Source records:
** begin **

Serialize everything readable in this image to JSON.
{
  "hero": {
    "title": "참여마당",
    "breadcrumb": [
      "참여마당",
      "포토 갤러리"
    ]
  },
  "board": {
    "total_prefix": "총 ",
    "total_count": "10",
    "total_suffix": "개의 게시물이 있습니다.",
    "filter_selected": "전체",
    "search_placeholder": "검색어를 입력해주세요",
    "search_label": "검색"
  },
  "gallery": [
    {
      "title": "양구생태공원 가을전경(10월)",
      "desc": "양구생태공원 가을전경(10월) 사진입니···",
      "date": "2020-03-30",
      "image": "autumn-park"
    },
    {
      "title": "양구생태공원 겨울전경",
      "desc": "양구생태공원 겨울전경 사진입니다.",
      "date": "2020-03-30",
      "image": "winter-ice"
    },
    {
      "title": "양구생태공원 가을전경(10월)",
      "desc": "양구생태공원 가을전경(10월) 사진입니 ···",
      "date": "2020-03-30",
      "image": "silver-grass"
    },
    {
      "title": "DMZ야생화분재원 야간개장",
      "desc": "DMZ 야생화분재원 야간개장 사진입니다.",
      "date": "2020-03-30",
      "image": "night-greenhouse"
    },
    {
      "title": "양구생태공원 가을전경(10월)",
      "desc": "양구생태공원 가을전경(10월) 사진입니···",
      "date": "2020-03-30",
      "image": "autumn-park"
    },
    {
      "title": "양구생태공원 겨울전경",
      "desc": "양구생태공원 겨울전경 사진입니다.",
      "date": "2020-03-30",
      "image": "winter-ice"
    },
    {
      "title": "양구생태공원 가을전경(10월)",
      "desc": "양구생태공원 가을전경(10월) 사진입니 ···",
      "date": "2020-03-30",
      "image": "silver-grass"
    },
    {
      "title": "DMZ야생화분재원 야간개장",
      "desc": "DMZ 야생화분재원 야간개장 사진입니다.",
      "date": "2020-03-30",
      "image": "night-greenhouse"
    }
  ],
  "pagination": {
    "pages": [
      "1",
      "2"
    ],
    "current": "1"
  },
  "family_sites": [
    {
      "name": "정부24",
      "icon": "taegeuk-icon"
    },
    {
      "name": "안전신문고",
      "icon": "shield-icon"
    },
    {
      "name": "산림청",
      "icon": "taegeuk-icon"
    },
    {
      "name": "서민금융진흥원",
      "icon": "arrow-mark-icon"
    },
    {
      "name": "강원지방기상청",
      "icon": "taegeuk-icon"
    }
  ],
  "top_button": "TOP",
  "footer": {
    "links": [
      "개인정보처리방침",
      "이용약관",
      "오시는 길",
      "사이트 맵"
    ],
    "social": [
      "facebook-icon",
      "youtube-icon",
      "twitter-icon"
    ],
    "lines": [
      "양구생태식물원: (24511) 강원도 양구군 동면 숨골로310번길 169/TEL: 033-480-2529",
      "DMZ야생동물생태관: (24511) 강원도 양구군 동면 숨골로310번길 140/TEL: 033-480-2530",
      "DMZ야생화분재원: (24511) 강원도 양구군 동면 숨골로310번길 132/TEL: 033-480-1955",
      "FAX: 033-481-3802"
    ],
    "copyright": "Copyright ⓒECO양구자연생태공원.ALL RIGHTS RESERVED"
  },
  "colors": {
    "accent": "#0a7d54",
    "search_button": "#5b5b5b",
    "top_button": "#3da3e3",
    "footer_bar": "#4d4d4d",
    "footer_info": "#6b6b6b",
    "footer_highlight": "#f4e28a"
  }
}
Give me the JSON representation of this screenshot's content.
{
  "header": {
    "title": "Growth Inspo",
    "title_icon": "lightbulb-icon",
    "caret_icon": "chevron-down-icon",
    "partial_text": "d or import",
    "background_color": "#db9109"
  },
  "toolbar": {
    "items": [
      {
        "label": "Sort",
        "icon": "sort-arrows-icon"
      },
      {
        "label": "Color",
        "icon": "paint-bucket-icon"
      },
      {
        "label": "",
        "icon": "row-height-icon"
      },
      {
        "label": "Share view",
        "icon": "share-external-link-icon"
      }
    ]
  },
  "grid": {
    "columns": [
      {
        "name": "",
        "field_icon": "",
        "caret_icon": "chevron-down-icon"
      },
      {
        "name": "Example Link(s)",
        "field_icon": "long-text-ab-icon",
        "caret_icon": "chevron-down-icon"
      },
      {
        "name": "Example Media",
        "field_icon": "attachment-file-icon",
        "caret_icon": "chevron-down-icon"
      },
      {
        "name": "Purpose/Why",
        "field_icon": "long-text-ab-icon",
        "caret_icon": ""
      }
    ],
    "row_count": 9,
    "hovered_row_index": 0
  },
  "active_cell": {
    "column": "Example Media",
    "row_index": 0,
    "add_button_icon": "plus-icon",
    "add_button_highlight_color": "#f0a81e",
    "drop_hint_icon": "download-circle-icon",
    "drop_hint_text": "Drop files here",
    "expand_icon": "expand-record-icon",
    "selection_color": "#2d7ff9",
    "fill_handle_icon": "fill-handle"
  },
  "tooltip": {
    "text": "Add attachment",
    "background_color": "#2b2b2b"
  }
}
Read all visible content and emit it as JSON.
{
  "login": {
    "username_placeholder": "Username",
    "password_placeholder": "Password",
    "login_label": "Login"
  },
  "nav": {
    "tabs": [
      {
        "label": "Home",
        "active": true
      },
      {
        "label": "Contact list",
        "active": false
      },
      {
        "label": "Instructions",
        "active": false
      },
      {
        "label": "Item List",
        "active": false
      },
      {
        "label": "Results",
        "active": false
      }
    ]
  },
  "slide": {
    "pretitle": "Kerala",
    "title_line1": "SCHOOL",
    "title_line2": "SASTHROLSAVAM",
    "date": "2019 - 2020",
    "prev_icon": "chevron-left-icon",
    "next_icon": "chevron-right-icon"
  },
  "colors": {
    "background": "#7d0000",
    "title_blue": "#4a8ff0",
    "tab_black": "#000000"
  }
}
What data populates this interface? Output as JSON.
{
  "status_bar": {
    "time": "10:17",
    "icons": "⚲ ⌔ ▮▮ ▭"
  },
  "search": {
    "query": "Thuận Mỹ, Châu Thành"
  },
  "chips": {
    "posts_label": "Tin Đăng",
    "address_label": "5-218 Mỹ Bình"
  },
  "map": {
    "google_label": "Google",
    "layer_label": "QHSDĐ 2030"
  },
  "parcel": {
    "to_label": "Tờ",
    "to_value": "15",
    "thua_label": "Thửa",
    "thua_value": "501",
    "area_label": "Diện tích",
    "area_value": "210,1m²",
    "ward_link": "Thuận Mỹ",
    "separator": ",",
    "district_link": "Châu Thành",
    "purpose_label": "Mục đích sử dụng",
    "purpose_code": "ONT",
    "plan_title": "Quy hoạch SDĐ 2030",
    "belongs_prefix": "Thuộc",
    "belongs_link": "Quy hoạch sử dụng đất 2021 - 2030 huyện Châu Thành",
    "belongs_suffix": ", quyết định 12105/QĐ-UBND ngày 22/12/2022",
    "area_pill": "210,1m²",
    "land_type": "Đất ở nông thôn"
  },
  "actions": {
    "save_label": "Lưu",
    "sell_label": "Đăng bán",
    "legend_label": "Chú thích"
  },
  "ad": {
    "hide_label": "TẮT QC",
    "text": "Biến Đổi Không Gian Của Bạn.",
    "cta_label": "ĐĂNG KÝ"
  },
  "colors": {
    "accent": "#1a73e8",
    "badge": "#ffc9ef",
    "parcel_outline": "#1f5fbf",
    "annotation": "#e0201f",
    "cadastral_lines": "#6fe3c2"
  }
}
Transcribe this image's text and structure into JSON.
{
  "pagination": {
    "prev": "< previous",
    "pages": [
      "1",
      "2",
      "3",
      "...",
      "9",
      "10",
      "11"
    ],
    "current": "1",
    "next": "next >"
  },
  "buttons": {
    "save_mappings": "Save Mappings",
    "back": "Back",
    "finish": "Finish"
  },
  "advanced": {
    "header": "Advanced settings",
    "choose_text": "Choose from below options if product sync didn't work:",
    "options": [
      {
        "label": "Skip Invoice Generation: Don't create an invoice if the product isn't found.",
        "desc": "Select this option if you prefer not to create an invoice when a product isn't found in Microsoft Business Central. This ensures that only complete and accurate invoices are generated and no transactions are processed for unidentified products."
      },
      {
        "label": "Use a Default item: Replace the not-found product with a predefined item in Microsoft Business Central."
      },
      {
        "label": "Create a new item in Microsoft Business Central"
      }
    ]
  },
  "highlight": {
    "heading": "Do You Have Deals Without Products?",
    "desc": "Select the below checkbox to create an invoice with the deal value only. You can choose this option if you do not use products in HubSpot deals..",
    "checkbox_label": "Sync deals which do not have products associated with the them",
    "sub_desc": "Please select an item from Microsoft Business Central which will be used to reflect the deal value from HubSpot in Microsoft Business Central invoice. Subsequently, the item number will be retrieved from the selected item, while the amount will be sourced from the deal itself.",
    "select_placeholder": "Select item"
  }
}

** end **

§ **Exercise aim**
Pull out every line of the records above that contains the word "Thành".

§ **Answer**
    "query": "Thuận Mỹ, Châu Thành"
    "district_link": "Châu Thành",
    "belongs_link": "Quy hoạch sử dụng đất 2021 - 2030 huyện Châu Thành",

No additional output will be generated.